Rows from a figure dataset
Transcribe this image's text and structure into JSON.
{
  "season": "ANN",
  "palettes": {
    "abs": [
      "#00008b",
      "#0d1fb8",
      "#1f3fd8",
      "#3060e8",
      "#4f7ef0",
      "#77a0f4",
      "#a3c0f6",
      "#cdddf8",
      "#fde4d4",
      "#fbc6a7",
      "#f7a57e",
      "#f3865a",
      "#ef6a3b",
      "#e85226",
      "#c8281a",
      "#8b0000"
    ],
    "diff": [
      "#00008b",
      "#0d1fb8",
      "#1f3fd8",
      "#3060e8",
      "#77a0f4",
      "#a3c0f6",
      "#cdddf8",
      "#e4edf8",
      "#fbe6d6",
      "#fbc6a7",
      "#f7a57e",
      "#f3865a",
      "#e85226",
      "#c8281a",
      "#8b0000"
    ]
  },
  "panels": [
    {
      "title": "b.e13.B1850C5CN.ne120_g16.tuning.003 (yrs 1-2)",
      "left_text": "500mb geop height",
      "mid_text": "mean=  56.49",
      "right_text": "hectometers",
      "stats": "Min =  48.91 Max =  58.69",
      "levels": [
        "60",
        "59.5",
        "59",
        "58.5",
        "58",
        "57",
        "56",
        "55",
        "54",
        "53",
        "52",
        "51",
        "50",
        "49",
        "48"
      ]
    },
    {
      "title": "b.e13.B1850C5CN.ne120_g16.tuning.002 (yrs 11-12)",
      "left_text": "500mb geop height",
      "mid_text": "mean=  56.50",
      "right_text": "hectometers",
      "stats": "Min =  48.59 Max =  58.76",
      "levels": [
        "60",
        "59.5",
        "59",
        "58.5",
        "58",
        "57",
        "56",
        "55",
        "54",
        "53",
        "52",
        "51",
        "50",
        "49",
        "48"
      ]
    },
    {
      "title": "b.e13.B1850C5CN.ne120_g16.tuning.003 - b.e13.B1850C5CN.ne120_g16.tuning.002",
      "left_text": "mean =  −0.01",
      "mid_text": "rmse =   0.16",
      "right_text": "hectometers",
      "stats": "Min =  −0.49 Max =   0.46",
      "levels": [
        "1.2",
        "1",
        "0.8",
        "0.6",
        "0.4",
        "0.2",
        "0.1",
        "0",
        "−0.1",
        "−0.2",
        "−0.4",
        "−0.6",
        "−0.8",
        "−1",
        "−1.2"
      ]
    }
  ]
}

> **Aim**
Repeat the records above exactly.

> **Right answer**
Transcribe this image's text and structure into JSON.
{
  "season": "ANN",
  "palettes": {
    "abs": [
      "#00008b",
      "#0d1fb8",
      "#1f3fd8",
      "#3060e8",
      "#4f7ef0",
      "#77a0f4",
      "#a3c0f6",
      "#cdddf8",
      "#fde4d4",
      "#fbc6a7",
      "#f7a57e",
      "#f3865a",
      "#ef6a3b",
      "#e85226",
      "#c8281a",
      "#8b0000"
    ],
    "diff": [
      "#00008b",
      "#0d1fb8",
      "#1f3fd8",
      "#3060e8",
      "#77a0f4",
      "#a3c0f6",
      "#cdddf8",
      "#e4edf8",
      "#fbe6d6",
      "#fbc6a7",
      "#f7a57e",
      "#f3865a",
      "#e85226",
      "#c8281a",
      "#8b0000"
    ]
  },
  "panels": [
    {
      "title": "b.e13.B1850C5CN.ne120_g16.tuning.003 (yrs 1-2)",
      "left_text": "500mb geop height",
      "mid_text": "mean=  56.49",
      "right_text": "hectometers",
      "stats": "Min =  48.91 Max =  58.69",
      "levels": [
        "60",
        "59.5",
        "59",
        "58.5",
        "58",
        "57",
        "56",
        "55",
        "54",
        "53",
        "52",
        "51",
        "50",
        "49",
        "48"
      ]
    },
    {
      "title": "b.e13.B1850C5CN.ne120_g16.tuning.002 (yrs 11-12)",
      "left_text": "500mb geop height",
      "mid_text": "mean=  56.50",
      "right_text": "hectometers",
      "stats": "Min =  48.59 Max =  58.76",
      "levels": [
        "60",
        "59.5",
        "59",
        "58.5",
        "58",
        "57",
        "56",
        "55",
        "54",
        "53",
        "52",
        "51",
        "50",
        "49",
        "48"
      ]
    },
    {
      "title": "b.e13.B1850C5CN.ne120_g16.tuning.003 - b.e13.B1850C5CN.ne120_g16.tuning.002",
      "left_text": "mean =  −0.01",
      "mid_text": "rmse =   0.16",
      "right_text": "hectometers",
      "stats": "Min =  −0.49 Max =   0.46",
      "levels": [
        "1.2",
        "1",
        "0.8",
        "0.6",
        "0.4",
        "0.2",
        "0.1",
        "0",
        "−0.1",
        "−0.2",
        "−0.4",
        "−0.6",
        "−0.8",
        "−1",
        "−1.2"
      ]
    }
  ]
}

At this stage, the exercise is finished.